→ **Your goal**
Find the lines that hold the word "title" and return them.

→ **Data for processing**
┏━━
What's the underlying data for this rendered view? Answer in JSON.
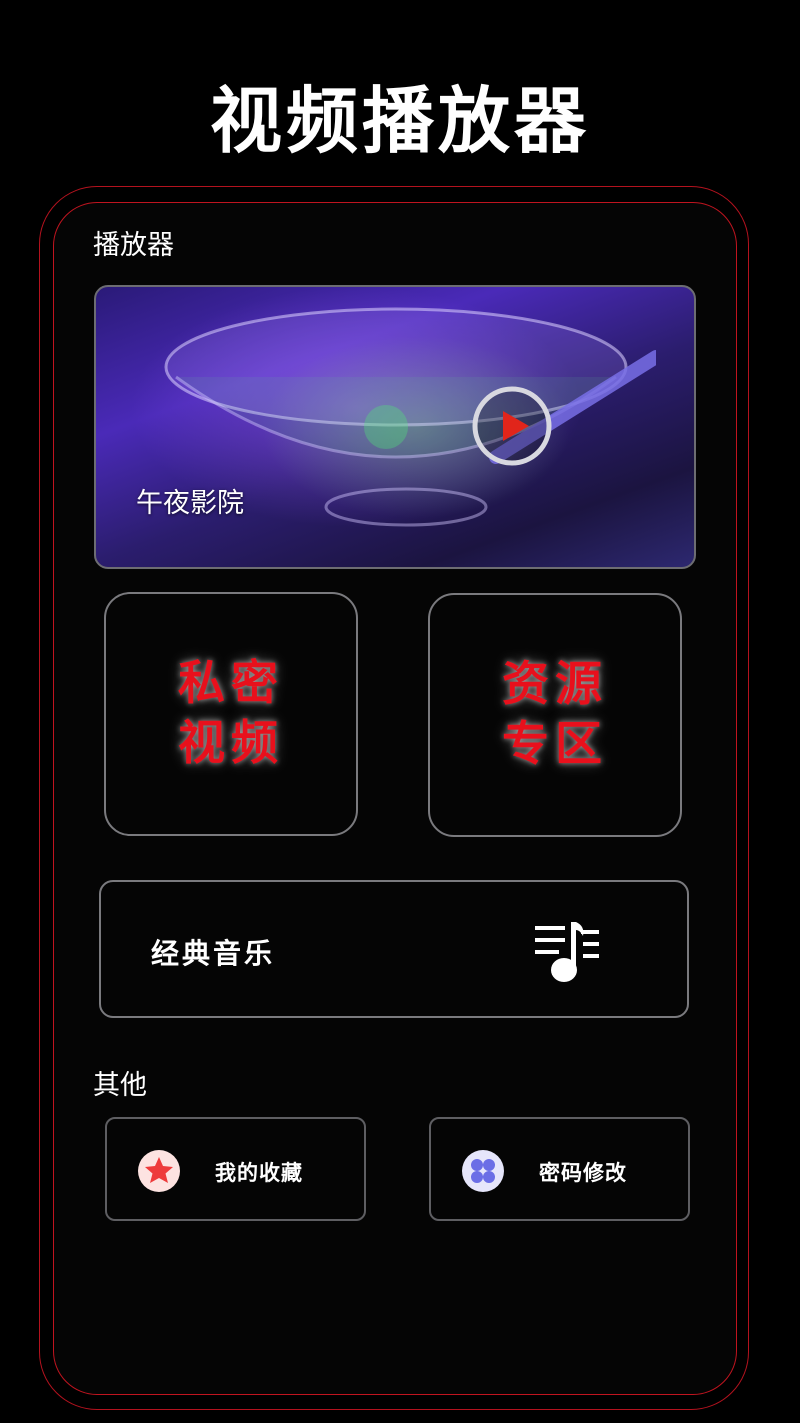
{
  "header": {
    "title": "视频播放器"
  },
  "sections": {
    "player_label": "播放器",
    "other_label": "其他"
  },
  "banner": {
    "title": "午夜影院",
    "play_icon": "play-circle-icon"
  },
  "tiles": [
    {
      "line1": "私密",
      "line2": "视频"
    },
    {
      "line1": "资源",
      "line2": "专区"
    }
  ],
  "music": {
    "label": "经典音乐",
    "icon": "music-list-icon"
  },
  "other_items": [
    {
      "label": "我的收藏",
      "icon": "star-icon"
    },
    {
      "label": "密码修改",
      "icon": "grid-icon"
    }
  ],
  "colors": {
    "accent_red": "#e8101c",
    "frame_red": "#c0141f",
    "background": "#000000"
  }
}
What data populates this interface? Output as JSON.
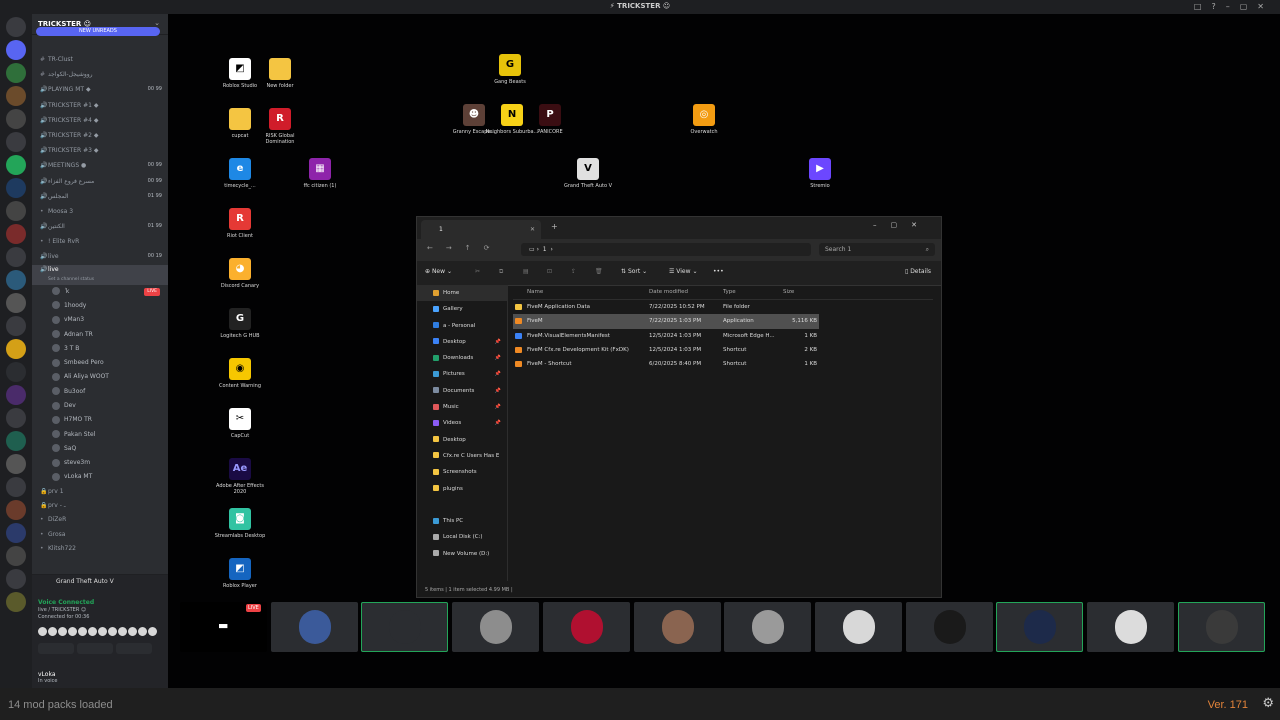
{
  "window": {
    "title": "⚡ TRICKSTER ☺",
    "controls": [
      "□",
      "?",
      "–",
      "▢",
      "✕"
    ]
  },
  "server": {
    "name": "TRICKSTER ☺",
    "new_unreads": "NEW UNREADS"
  },
  "channels": [
    {
      "name": "TR-Clust",
      "icon": "#",
      "count": ""
    },
    {
      "name": "رووشيجل-الكواجد",
      "icon": "#",
      "count": ""
    },
    {
      "name": "PLAYING MT ◆",
      "icon": "🔊",
      "count": "00 99"
    },
    {
      "name": "TRICKSTER #1 ◆",
      "icon": "🔊",
      "count": ""
    },
    {
      "name": "TRICKSTER #4 ◆",
      "icon": "🔊",
      "count": ""
    },
    {
      "name": "TRICKSTER #2 ◆",
      "icon": "🔊",
      "count": ""
    },
    {
      "name": "TRICKSTER #3 ◆",
      "icon": "🔊",
      "count": ""
    },
    {
      "name": "MEETINGS ●",
      "icon": "🔊",
      "count": "00 99"
    },
    {
      "name": "مسرع فروع الفزاء",
      "icon": "🔊",
      "count": "00 99"
    },
    {
      "name": "المجلس",
      "icon": "🔊",
      "count": "01 99"
    },
    {
      "name": "Moosa 3",
      "icon": "•",
      "count": ""
    },
    {
      "name": "الكنتين",
      "icon": "🔊",
      "count": "01 99"
    },
    {
      "name": "! Elite RvR",
      "icon": "•",
      "count": ""
    },
    {
      "name": "live",
      "icon": "🔊",
      "count": "00 19"
    }
  ],
  "active_channel": {
    "name": "live",
    "status": "Set a channel status"
  },
  "voice_users": [
    {
      "name": "ٰ k",
      "live": "LIVE"
    },
    {
      "name": "1hoody",
      "live": ""
    },
    {
      "name": "vMan3",
      "live": ""
    },
    {
      "name": "Adnan TR",
      "live": ""
    },
    {
      "name": "3 T B",
      "live": ""
    },
    {
      "name": "Smbeed Pero",
      "live": ""
    },
    {
      "name": "Ali Aliya WOOT",
      "live": ""
    },
    {
      "name": "Bu3oof",
      "live": ""
    },
    {
      "name": "Dev",
      "live": ""
    },
    {
      "name": "H7MO TR",
      "live": ""
    },
    {
      "name": "Pakan Stel",
      "live": ""
    },
    {
      "name": "SaQ",
      "live": ""
    },
    {
      "name": "steve3m",
      "live": ""
    },
    {
      "name": "vLoka MT",
      "live": ""
    }
  ],
  "extra_channels": [
    {
      "name": "prv 1",
      "icon": "🔒"
    },
    {
      "name": "prv - ـ",
      "icon": "🔒"
    },
    {
      "name": "DiZeR",
      "icon": "•"
    },
    {
      "name": "Grosa",
      "icon": "•"
    },
    {
      "name": "Klitsh722",
      "icon": "•"
    }
  ],
  "voice_panel": {
    "game": "Grand Theft Auto V",
    "status": "Voice Connected",
    "location": "live / TRICKSTER ☺",
    "duration": "Connected for 00:36",
    "user": "vLoka",
    "user_status": "In voice"
  },
  "desktop_icons": [
    {
      "label": "Roblox Studio",
      "glyph": "◩",
      "color": "#ffffff",
      "text": "#000000"
    },
    {
      "label": "New folder",
      "glyph": "",
      "color": "#f4c542",
      "text": "#000000"
    },
    {
      "label": "Gang Beasts",
      "glyph": "G",
      "color": "#e6c20a",
      "text": "#000000"
    },
    {
      "label": "cupcat",
      "glyph": "",
      "color": "#f4c542",
      "text": "#000000"
    },
    {
      "label": "RISK Global Domination",
      "glyph": "R",
      "color": "#d01c2a",
      "text": "#ffffff"
    },
    {
      "label": "Granny Escape...",
      "glyph": "☻",
      "color": "#5d4037",
      "text": "#ffffff"
    },
    {
      "label": "Neighbors Suburba...",
      "glyph": "N",
      "color": "#f7d117",
      "text": "#000000"
    },
    {
      "label": "PANICORE",
      "glyph": "P",
      "color": "#3a0d12",
      "text": "#ffffff"
    },
    {
      "label": "Overwatch",
      "glyph": "◎",
      "color": "#f39c12",
      "text": "#ffffff"
    },
    {
      "label": "timecycle_...",
      "glyph": "e",
      "color": "#1e88e5",
      "text": "#ffffff"
    },
    {
      "label": "ffc citizen (1)",
      "glyph": "▦",
      "color": "#8e24aa",
      "text": "#ffffff"
    },
    {
      "label": "Grand Theft Auto V",
      "glyph": "V",
      "color": "#e0e0e0",
      "text": "#000000"
    },
    {
      "label": "Stremio",
      "glyph": "▶",
      "color": "#6c47ff",
      "text": "#ffffff"
    },
    {
      "label": "Riot Client",
      "glyph": "R",
      "color": "#e53935",
      "text": "#ffffff"
    },
    {
      "label": "Discord Canary",
      "glyph": "◕",
      "color": "#fbb02d",
      "text": "#ffffff"
    },
    {
      "label": "Logitech G HUB",
      "glyph": "G",
      "color": "#222222",
      "text": "#ffffff"
    },
    {
      "label": "Content Warning",
      "glyph": "◉",
      "color": "#f6c700",
      "text": "#000000"
    },
    {
      "label": "CapCut",
      "glyph": "✂",
      "color": "#ffffff",
      "text": "#000000"
    },
    {
      "label": "Adobe After Effects 2020",
      "glyph": "Ae",
      "color": "#1a0b44",
      "text": "#9999ff"
    },
    {
      "label": "Streamlabs Desktop",
      "glyph": "◙",
      "color": "#31c3a2",
      "text": "#ffffff"
    },
    {
      "label": "Roblox Player",
      "glyph": "◩",
      "color": "#1565c0",
      "text": "#ffffff"
    }
  ],
  "explorer": {
    "tab": "1",
    "path": "1",
    "search_placeholder": "Search 1",
    "toolbar": {
      "new": "New",
      "sort": "Sort",
      "view": "View",
      "more": "•••",
      "details": "Details"
    },
    "nav": [
      {
        "label": "Home",
        "pin": "",
        "color": "#e0a030"
      },
      {
        "label": "Gallery",
        "pin": "",
        "color": "#4aa3ff"
      },
      {
        "label": "a - Personal",
        "pin": "",
        "color": "#2f7de1"
      },
      {
        "label": "Desktop",
        "pin": "📌",
        "color": "#3b82f6"
      },
      {
        "label": "Downloads",
        "pin": "📌",
        "color": "#22a06b"
      },
      {
        "label": "Pictures",
        "pin": "📌",
        "color": "#3b9bd6"
      },
      {
        "label": "Documents",
        "pin": "📌",
        "color": "#7c8ba0"
      },
      {
        "label": "Music",
        "pin": "📌",
        "color": "#e0585a"
      },
      {
        "label": "Videos",
        "pin": "📌",
        "color": "#8b5cf6"
      },
      {
        "label": "Desktop",
        "pin": "",
        "color": "#f4c542"
      },
      {
        "label": "Cfx.re C Users Has E",
        "pin": "",
        "color": "#f4c542"
      },
      {
        "label": "Screenshots",
        "pin": "",
        "color": "#f4c542"
      },
      {
        "label": "plugins",
        "pin": "",
        "color": "#f4c542"
      },
      {
        "label": "",
        "pin": "",
        "color": ""
      },
      {
        "label": "This PC",
        "pin": "",
        "color": "#3b9bd6"
      },
      {
        "label": "Local Disk (C:)",
        "pin": "",
        "color": "#aaaaaa"
      },
      {
        "label": "New Volume (D:)",
        "pin": "",
        "color": "#aaaaaa"
      }
    ],
    "columns": [
      "Name",
      "Date modified",
      "Type",
      "Size"
    ],
    "files": [
      {
        "name": "FiveM Application Data",
        "date": "7/22/2025 10:52 PM",
        "type": "File folder",
        "size": "",
        "color": "#f4c542",
        "selected": false
      },
      {
        "name": "FiveM",
        "date": "7/22/2025 1:03 PM",
        "type": "Application",
        "size": "5,116 KB",
        "color": "#f08a24",
        "selected": true
      },
      {
        "name": "FiveM.VisualElementsManifest",
        "date": "12/5/2024 1:03 PM",
        "type": "Microsoft Edge H...",
        "size": "1 KB",
        "color": "#3b82f6",
        "selected": false
      },
      {
        "name": "FiveM Cfx.re Development Kit (FxDK)",
        "date": "12/5/2024 1:03 PM",
        "type": "Shortcut",
        "size": "2 KB",
        "color": "#f08a24",
        "selected": false
      },
      {
        "name": "FiveM - Shortcut",
        "date": "6/20/2025 8:40 PM",
        "type": "Shortcut",
        "size": "1 KB",
        "color": "#f08a24",
        "selected": false
      }
    ],
    "status": "5 items  |  1 item selected  4.99 MB  |"
  },
  "stage_tiles": [
    {
      "label": "screen",
      "color": "#111111",
      "speaking": false,
      "live": "LIVE"
    },
    {
      "label": "avatar",
      "color": "#3b5a9a",
      "speaking": false,
      "live": ""
    },
    {
      "label": "avatar",
      "color": "#2b2d31",
      "speaking": true,
      "live": ""
    },
    {
      "label": "avatar",
      "color": "#8d8d8d",
      "speaking": false,
      "live": ""
    },
    {
      "label": "avatar",
      "color": "#b01030",
      "speaking": false,
      "live": ""
    },
    {
      "label": "avatar",
      "color": "#8a6450",
      "speaking": false,
      "live": ""
    },
    {
      "label": "avatar",
      "color": "#9a9a9a",
      "speaking": false,
      "live": ""
    },
    {
      "label": "avatar",
      "color": "#d8d8d8",
      "speaking": false,
      "live": ""
    },
    {
      "label": "avatar",
      "color": "#1a1a1a",
      "speaking": false,
      "live": ""
    },
    {
      "label": "avatar",
      "color": "#1d2a4a",
      "speaking": true,
      "live": ""
    },
    {
      "label": "avatar",
      "color": "#dcdcdc",
      "speaking": false,
      "live": ""
    },
    {
      "label": "avatar",
      "color": "#3a3a3a",
      "speaking": true,
      "live": ""
    }
  ],
  "bottom_bar": {
    "mods": "14 mod packs loaded",
    "version": "Ver. 171",
    "gear": "⚙"
  }
}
┗━━
→ **Reply**
    "title": "视频播放器"
    "title": "午夜影院",
    "title": "⚡ TRICKSTER ☺",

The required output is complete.